What you have to do →
Please say how many lines of the listing hold "object", with no other words in the answer.

--- Start Record set ---

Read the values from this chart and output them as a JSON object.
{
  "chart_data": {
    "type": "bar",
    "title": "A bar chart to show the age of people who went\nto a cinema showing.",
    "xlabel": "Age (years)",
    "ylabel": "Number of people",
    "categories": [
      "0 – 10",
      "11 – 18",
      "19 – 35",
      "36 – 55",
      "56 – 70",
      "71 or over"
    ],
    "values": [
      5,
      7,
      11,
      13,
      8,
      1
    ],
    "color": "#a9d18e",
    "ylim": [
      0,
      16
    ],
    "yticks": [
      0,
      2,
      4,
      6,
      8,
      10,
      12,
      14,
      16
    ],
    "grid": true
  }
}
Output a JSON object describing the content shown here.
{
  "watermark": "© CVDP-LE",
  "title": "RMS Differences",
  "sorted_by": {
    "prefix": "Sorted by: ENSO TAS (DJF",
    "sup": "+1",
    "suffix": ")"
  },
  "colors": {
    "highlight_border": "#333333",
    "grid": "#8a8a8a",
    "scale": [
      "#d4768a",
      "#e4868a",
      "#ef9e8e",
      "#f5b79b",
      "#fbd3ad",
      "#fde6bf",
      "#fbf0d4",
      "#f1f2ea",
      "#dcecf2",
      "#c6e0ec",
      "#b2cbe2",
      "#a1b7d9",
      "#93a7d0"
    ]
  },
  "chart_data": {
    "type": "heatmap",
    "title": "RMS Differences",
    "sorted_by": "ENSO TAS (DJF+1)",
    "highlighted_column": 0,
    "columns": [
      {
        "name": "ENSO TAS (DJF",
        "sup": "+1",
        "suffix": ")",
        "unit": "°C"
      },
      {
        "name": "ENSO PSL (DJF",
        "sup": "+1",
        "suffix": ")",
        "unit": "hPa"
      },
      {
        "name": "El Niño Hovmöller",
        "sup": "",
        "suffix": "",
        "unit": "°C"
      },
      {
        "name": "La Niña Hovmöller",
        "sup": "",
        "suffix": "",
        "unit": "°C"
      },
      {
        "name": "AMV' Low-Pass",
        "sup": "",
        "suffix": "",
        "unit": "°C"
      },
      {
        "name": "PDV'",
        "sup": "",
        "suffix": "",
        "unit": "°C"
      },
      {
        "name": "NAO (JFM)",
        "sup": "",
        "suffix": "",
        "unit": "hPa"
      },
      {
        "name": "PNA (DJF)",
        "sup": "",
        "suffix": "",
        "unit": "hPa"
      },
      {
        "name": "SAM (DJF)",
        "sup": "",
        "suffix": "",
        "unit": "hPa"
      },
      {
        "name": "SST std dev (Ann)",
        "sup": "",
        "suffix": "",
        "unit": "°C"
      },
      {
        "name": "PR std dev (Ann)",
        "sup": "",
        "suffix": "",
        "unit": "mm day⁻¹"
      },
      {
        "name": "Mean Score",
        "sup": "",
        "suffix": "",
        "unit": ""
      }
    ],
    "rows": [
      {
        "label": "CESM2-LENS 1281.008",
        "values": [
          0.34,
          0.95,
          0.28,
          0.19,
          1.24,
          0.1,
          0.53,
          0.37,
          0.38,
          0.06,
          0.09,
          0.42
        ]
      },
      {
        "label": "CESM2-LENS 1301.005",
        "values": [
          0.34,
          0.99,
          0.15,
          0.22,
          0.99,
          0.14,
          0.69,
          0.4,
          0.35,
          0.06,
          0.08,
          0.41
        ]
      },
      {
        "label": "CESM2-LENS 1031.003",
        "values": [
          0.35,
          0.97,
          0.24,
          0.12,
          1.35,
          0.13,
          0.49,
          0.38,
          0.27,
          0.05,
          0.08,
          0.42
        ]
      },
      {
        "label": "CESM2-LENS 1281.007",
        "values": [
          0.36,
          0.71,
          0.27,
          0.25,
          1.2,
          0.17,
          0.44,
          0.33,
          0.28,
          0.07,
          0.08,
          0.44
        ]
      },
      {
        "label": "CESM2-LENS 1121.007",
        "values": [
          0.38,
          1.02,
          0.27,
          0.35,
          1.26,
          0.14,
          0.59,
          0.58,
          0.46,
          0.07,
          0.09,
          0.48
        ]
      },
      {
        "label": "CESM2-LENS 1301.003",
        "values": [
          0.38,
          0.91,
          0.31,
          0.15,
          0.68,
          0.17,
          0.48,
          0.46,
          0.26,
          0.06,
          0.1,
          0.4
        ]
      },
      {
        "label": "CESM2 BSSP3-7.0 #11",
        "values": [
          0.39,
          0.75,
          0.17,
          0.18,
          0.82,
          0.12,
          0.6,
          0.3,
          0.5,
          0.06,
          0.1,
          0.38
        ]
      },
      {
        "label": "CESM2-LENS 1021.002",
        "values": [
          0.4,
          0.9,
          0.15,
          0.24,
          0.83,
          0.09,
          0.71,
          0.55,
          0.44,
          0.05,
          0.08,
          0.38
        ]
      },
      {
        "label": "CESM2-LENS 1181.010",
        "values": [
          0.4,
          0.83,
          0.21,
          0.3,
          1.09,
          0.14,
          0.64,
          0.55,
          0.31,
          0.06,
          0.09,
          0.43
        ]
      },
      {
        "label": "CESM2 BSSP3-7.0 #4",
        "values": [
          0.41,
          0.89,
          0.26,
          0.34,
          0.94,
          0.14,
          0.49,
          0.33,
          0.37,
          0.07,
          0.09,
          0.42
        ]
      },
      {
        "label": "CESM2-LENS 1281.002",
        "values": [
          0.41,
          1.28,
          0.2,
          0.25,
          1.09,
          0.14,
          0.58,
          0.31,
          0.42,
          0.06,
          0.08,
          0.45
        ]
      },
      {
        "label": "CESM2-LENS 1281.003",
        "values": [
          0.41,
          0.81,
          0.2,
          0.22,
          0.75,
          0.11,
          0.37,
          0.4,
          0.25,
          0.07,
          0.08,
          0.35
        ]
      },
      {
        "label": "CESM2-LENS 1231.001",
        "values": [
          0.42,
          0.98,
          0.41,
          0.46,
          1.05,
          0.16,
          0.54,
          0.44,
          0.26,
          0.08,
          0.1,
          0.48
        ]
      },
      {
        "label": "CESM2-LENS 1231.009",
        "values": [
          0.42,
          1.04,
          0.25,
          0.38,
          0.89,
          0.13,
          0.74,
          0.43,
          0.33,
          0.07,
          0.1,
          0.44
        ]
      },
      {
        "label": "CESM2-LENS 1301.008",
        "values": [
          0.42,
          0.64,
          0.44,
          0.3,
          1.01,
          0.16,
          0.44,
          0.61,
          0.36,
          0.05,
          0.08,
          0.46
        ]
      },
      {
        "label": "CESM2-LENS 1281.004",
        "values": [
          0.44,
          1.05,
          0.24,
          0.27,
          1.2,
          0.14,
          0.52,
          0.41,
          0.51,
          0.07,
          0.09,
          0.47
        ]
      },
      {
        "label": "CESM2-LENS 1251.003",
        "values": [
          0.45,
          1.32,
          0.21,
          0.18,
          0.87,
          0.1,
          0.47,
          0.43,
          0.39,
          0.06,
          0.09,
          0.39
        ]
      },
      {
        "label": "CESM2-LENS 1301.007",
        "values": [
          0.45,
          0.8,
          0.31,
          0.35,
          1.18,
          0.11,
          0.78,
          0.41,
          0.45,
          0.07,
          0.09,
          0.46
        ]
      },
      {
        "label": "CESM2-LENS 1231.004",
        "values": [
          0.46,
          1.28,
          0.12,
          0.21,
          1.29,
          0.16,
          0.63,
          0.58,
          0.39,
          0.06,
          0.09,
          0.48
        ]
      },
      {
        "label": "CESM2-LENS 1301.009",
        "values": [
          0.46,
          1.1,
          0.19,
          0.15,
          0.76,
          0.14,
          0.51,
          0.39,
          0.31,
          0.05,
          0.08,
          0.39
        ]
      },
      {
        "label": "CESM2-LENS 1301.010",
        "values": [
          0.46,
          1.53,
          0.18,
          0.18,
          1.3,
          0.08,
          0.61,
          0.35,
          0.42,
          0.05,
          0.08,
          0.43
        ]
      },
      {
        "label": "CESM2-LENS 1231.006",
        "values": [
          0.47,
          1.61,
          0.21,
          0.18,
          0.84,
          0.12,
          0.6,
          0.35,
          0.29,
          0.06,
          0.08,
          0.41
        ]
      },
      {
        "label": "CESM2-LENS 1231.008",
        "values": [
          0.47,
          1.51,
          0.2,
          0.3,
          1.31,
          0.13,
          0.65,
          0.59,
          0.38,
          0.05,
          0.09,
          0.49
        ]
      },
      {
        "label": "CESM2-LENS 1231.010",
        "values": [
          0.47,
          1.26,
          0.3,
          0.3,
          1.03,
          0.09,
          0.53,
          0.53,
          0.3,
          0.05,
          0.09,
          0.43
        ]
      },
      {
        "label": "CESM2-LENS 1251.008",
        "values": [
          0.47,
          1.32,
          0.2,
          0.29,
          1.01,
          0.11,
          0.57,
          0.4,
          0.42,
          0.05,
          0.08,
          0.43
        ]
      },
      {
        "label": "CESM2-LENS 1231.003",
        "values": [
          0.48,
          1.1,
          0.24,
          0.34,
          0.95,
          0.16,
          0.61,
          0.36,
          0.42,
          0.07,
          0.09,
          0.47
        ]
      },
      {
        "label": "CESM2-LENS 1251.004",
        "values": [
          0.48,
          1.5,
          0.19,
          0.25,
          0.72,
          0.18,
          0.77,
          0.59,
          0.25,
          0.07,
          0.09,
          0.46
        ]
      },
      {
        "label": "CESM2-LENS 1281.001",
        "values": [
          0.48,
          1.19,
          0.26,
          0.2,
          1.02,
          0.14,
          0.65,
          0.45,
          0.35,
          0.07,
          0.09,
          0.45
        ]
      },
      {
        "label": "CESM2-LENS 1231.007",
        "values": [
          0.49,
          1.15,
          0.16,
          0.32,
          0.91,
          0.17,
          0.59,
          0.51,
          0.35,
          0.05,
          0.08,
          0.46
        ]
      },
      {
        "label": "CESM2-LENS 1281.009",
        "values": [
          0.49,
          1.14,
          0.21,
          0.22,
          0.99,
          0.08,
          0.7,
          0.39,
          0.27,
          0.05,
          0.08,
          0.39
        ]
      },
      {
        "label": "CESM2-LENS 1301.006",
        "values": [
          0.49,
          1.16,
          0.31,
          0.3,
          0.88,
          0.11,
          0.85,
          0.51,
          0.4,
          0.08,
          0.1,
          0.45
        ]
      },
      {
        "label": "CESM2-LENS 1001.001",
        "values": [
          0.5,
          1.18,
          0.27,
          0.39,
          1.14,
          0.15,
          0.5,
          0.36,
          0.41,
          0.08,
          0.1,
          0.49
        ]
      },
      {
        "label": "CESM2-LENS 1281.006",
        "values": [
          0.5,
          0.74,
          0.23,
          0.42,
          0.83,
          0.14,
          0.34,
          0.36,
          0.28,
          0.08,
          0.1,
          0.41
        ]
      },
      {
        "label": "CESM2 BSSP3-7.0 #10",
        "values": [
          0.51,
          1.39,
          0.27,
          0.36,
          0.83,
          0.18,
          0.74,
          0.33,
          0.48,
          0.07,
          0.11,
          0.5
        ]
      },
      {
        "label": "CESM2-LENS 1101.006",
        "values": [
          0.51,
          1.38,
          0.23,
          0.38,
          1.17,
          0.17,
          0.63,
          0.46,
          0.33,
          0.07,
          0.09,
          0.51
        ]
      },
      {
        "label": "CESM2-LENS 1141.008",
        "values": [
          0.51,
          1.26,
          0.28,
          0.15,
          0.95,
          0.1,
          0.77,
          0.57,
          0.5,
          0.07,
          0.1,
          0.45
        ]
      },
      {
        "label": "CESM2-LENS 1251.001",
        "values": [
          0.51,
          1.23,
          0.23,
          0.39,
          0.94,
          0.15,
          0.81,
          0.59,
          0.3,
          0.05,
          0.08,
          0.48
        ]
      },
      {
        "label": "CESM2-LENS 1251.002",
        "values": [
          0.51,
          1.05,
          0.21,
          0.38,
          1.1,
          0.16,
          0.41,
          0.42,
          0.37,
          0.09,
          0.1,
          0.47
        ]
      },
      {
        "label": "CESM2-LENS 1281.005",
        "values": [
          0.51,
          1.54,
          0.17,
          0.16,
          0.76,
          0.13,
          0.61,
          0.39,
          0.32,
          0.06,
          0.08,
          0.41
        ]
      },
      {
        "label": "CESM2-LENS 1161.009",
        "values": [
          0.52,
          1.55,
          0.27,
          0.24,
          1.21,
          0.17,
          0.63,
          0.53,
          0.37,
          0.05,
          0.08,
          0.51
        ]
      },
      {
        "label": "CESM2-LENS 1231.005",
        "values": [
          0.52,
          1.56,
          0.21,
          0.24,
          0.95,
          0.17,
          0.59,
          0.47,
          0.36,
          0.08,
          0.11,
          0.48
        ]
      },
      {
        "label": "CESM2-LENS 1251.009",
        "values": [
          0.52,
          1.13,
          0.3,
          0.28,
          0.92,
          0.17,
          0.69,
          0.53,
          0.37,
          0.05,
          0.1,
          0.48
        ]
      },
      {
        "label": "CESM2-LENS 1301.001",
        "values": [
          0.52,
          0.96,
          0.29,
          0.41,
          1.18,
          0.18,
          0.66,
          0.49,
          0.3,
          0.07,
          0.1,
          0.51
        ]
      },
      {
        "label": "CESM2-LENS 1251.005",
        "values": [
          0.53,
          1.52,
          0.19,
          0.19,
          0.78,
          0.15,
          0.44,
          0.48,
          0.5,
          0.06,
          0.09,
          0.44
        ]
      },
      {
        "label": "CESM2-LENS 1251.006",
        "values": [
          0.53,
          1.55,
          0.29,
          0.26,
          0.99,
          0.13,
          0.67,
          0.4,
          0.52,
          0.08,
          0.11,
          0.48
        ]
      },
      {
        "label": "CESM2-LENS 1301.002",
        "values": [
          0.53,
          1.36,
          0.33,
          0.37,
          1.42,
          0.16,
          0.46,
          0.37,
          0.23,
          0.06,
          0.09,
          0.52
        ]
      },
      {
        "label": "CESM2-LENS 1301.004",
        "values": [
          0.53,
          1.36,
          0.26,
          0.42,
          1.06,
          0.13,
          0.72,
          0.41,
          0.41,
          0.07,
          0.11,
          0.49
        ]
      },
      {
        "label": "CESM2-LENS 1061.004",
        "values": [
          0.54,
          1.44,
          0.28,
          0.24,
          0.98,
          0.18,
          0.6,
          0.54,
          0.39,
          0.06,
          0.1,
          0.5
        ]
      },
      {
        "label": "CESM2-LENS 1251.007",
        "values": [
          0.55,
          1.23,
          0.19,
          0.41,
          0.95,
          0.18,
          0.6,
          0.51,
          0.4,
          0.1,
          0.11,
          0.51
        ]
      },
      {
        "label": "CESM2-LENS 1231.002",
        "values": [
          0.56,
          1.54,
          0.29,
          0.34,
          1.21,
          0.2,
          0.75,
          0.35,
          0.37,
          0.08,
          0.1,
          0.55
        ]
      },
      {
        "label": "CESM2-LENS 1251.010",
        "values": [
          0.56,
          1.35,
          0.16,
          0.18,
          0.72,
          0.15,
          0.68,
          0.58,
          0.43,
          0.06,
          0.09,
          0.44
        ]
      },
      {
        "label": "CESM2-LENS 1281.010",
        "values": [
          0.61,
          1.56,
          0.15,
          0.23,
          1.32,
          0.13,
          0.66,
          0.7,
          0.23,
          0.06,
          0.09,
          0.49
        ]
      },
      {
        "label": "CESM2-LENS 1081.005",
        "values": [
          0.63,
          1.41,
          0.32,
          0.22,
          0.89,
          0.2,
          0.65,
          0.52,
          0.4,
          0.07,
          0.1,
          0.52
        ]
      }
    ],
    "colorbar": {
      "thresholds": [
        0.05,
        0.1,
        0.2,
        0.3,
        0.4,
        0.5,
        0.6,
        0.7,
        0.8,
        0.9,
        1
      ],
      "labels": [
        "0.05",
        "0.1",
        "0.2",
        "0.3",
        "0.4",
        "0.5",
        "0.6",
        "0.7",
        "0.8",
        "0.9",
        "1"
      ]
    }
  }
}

--- End Record set ---

Task result →
2